Exercise directions: Write out the material exactly, with the pictures left out.

# Extracted entries start

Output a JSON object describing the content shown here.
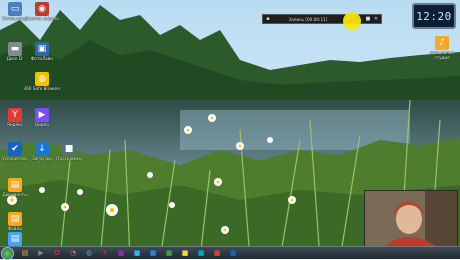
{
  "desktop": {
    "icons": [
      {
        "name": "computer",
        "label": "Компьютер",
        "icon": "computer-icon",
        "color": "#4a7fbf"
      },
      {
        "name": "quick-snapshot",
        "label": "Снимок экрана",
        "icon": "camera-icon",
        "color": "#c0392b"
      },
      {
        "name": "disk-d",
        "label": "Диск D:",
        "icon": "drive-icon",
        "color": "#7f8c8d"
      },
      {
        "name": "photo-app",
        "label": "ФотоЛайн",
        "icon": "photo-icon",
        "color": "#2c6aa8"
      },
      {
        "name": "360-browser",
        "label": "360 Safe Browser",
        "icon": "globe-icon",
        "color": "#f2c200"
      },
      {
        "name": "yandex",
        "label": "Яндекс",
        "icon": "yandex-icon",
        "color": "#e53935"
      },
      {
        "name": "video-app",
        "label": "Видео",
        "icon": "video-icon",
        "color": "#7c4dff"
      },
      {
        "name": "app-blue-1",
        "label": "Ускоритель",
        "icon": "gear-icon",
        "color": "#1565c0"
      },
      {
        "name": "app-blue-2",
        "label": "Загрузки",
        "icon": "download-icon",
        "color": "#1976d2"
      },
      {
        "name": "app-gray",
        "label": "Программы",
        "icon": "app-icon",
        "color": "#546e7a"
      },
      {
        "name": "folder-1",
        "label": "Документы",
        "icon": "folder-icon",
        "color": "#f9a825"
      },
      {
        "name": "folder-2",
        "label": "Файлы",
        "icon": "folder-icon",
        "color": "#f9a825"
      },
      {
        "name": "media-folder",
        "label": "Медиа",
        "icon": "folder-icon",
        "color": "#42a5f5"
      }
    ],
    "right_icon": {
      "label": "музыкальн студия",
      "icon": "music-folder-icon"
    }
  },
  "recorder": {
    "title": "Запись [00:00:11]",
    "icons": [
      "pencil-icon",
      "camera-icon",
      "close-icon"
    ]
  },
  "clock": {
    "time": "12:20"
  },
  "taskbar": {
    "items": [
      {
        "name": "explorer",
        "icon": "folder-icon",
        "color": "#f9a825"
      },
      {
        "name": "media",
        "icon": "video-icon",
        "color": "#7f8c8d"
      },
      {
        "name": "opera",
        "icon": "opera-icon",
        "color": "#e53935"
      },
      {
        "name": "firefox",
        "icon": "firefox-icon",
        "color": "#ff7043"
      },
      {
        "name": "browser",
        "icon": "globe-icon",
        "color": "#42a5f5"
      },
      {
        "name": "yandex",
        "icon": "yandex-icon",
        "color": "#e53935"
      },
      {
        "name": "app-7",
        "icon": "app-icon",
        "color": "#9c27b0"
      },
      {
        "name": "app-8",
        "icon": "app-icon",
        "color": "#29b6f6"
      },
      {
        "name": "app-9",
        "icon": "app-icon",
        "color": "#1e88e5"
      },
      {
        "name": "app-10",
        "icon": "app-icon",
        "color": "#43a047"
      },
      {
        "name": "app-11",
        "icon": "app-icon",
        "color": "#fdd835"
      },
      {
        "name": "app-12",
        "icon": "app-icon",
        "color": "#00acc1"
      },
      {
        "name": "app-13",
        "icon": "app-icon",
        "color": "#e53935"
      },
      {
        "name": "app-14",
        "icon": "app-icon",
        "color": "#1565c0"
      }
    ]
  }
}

# Extracted entries end

Output of the exercise:
Output a JSON object describing the content shown here.
{
  "desktop": {
    "icons": [
      {
        "name": "computer",
        "label": "Компьютер",
        "icon": "computer-icon",
        "color": "#4a7fbf"
      },
      {
        "name": "quick-snapshot",
        "label": "Снимок экрана",
        "icon": "camera-icon",
        "color": "#c0392b"
      },
      {
        "name": "disk-d",
        "label": "Диск D:",
        "icon": "drive-icon",
        "color": "#7f8c8d"
      },
      {
        "name": "photo-app",
        "label": "ФотоЛайн",
        "icon": "photo-icon",
        "color": "#2c6aa8"
      },
      {
        "name": "360-browser",
        "label": "360 Safe Browser",
        "icon": "globe-icon",
        "color": "#f2c200"
      },
      {
        "name": "yandex",
        "label": "Яндекс",
        "icon": "yandex-icon",
        "color": "#e53935"
      },
      {
        "name": "video-app",
        "label": "Видео",
        "icon": "video-icon",
        "color": "#7c4dff"
      },
      {
        "name": "app-blue-1",
        "label": "Ускоритель",
        "icon": "gear-icon",
        "color": "#1565c0"
      },
      {
        "name": "app-blue-2",
        "label": "Загрузки",
        "icon": "download-icon",
        "color": "#1976d2"
      },
      {
        "name": "app-gray",
        "label": "Программы",
        "icon": "app-icon",
        "color": "#546e7a"
      },
      {
        "name": "folder-1",
        "label": "Документы",
        "icon": "folder-icon",
        "color": "#f9a825"
      },
      {
        "name": "folder-2",
        "label": "Файлы",
        "icon": "folder-icon",
        "color": "#f9a825"
      },
      {
        "name": "media-folder",
        "label": "Медиа",
        "icon": "folder-icon",
        "color": "#42a5f5"
      }
    ],
    "right_icon": {
      "label": "музыкальн студия",
      "icon": "music-folder-icon"
    }
  },
  "recorder": {
    "title": "Запись [00:00:11]",
    "icons": [
      "pencil-icon",
      "camera-icon",
      "close-icon"
    ]
  },
  "clock": {
    "time": "12:20"
  },
  "taskbar": {
    "items": [
      {
        "name": "explorer",
        "icon": "folder-icon",
        "color": "#f9a825"
      },
      {
        "name": "media",
        "icon": "video-icon",
        "color": "#7f8c8d"
      },
      {
        "name": "opera",
        "icon": "opera-icon",
        "color": "#e53935"
      },
      {
        "name": "firefox",
        "icon": "firefox-icon",
        "color": "#ff7043"
      },
      {
        "name": "browser",
        "icon": "globe-icon",
        "color": "#42a5f5"
      },
      {
        "name": "yandex",
        "icon": "yandex-icon",
        "color": "#e53935"
      },
      {
        "name": "app-7",
        "icon": "app-icon",
        "color": "#9c27b0"
      },
      {
        "name": "app-8",
        "icon": "app-icon",
        "color": "#29b6f6"
      },
      {
        "name": "app-9",
        "icon": "app-icon",
        "color": "#1e88e5"
      },
      {
        "name": "app-10",
        "icon": "app-icon",
        "color": "#43a047"
      },
      {
        "name": "app-11",
        "icon": "app-icon",
        "color": "#fdd835"
      },
      {
        "name": "app-12",
        "icon": "app-icon",
        "color": "#00acc1"
      },
      {
        "name": "app-13",
        "icon": "app-icon",
        "color": "#e53935"
      },
      {
        "name": "app-14",
        "icon": "app-icon",
        "color": "#1565c0"
      }
    ]
  }
}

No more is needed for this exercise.